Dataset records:

= = = = = = =

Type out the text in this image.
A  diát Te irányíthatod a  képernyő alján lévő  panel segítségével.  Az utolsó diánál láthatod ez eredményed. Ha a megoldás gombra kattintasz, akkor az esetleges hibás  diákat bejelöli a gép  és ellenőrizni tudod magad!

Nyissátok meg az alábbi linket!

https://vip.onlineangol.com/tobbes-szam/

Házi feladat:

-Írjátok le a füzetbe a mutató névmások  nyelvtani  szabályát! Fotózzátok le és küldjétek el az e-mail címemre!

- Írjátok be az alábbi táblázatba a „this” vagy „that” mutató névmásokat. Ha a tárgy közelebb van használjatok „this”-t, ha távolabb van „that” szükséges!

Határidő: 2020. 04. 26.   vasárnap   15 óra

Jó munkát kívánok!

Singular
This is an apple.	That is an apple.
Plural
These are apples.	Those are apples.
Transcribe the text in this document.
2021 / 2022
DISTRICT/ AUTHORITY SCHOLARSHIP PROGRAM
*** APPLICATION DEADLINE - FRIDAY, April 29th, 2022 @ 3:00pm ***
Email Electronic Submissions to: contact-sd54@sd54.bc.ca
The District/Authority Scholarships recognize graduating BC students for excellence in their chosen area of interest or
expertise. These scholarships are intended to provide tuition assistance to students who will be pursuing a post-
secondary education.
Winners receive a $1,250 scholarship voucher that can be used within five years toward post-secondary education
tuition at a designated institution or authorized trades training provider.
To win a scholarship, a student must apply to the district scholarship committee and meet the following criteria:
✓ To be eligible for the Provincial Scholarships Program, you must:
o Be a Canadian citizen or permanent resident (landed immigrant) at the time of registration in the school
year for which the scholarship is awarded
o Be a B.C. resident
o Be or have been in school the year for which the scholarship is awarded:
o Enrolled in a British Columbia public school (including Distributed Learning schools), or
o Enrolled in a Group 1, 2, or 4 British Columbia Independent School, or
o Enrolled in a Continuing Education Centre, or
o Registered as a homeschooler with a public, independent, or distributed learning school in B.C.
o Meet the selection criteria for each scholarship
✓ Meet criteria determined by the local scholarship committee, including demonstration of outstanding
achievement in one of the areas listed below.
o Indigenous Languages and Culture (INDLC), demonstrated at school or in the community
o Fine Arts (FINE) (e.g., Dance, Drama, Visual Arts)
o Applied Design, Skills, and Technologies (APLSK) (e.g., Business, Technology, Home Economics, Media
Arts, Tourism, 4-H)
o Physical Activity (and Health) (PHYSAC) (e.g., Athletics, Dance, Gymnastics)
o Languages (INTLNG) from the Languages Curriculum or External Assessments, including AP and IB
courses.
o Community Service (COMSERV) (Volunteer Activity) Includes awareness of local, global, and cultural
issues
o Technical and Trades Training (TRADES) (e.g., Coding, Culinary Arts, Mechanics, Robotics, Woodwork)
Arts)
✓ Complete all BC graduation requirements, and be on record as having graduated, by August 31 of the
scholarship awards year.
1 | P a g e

= = = = = = =

OBJECTIVE:
Output each entry precisely as given.

REPLY TO THE EXERCISE:
Type out the text in this image.
A  diát Te irányíthatod a  képernyő alján lévő  panel segítségével.  Az utolsó diánál láthatod ez eredményed. Ha a megoldás gombra kattintasz, akkor az esetleges hibás  diákat bejelöli a gép  és ellenőrizni tudod magad!

Nyissátok meg az alábbi linket!

https://vip.onlineangol.com/tobbes-szam/

Házi feladat:

-Írjátok le a füzetbe a mutató névmások  nyelvtani  szabályát! Fotózzátok le és küldjétek el az e-mail címemre!

- Írjátok be az alábbi táblázatba a „this” vagy „that” mutató névmásokat. Ha a tárgy közelebb van használjatok „this”-t, ha távolabb van „that” szükséges!

Határidő: 2020. 04. 26.   vasárnap   15 óra

Jó munkát kívánok!

Singular
This is an apple.	That is an apple.
Plural
These are apples.	Those are apples.
Transcribe the text in this document.
2021 / 2022
DISTRICT/ AUTHORITY SCHOLARSHIP PROGRAM
*** APPLICATION DEADLINE - FRIDAY, April 29th, 2022 @ 3:00pm ***
Email Electronic Submissions to: contact-sd54@sd54.bc.ca
The District/Authority Scholarships recognize graduating BC students for excellence in their chosen area of interest or
expertise. These scholarships are intended to provide tuition assistance to students who will be pursuing a post-
secondary education.
Winners receive a $1,250 scholarship voucher that can be used within five years toward post-secondary education
tuition at a designated institution or authorized trades training provider.
To win a scholarship, a student must apply to the district scholarship committee and meet the following criteria:
✓ To be eligible for the Provincial Scholarships Program, you must:
o Be a Canadian citizen or permanent resident (landed immigrant) at the time of registration in the school
year for which the scholarship is awarded
o Be a B.C. resident
o Be or have been in school the year for which the scholarship is awarded:
o Enrolled in a British Columbia public school (including Distributed Learning schools), or
o Enrolled in a Group 1, 2, or 4 British Columbia Independent School, or
o Enrolled in a Continuing Education Centre, or
o Registered as a homeschooler with a public, independent, or distributed learning school in B.C.
o Meet the selection criteria for each scholarship
✓ Meet criteria determined by the local scholarship committee, including demonstration of outstanding
achievement in one of the areas listed below.
o Indigenous Languages and Culture (INDLC), demonstrated at school or in the community
o Fine Arts (FINE) (e.g., Dance, Drama, Visual Arts)
o Applied Design, Skills, and Technologies (APLSK) (e.g., Business, Technology, Home Economics, Media
Arts, Tourism, 4-H)
o Physical Activity (and Health) (PHYSAC) (e.g., Athletics, Dance, Gymnastics)
o Languages (INTLNG) from the Languages Curriculum or External Assessments, including AP and IB
courses.
o Community Service (COMSERV) (Volunteer Activity) Includes awareness of local, global, and cultural
issues
o Technical and Trades Training (TRADES) (e.g., Coding, Culinary Arts, Mechanics, Robotics, Woodwork)
Arts)
✓ Complete all BC graduation requirements, and be on record as having graduated, by August 31 of the
scholarship awards year.
1 | P a g e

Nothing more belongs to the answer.